## START TASK INPUT

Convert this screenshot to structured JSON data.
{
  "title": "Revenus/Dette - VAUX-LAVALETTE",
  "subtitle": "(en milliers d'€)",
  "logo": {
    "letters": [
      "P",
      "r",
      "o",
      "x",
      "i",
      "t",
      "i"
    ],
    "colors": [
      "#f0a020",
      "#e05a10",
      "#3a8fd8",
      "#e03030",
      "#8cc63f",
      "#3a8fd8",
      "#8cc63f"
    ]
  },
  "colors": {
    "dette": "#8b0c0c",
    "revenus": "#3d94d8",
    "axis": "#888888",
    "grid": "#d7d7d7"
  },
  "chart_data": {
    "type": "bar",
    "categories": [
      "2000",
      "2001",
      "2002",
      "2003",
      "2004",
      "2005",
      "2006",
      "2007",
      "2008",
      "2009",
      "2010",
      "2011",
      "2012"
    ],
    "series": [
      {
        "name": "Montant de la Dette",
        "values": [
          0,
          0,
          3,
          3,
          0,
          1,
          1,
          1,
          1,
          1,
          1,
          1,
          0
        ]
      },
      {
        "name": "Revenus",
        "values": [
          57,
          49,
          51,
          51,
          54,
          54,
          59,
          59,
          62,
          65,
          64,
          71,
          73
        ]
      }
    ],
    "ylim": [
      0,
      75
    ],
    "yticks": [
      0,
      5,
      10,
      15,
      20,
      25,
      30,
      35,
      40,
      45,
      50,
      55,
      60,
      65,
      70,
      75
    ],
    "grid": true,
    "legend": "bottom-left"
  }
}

## END TASK INPUT

INSTRUCTION -
Identify each line of the material where the word "name" shows up, and copy it.

TASK RESULT -
        "name": "Montant de la Dette",
        "name": "Revenus",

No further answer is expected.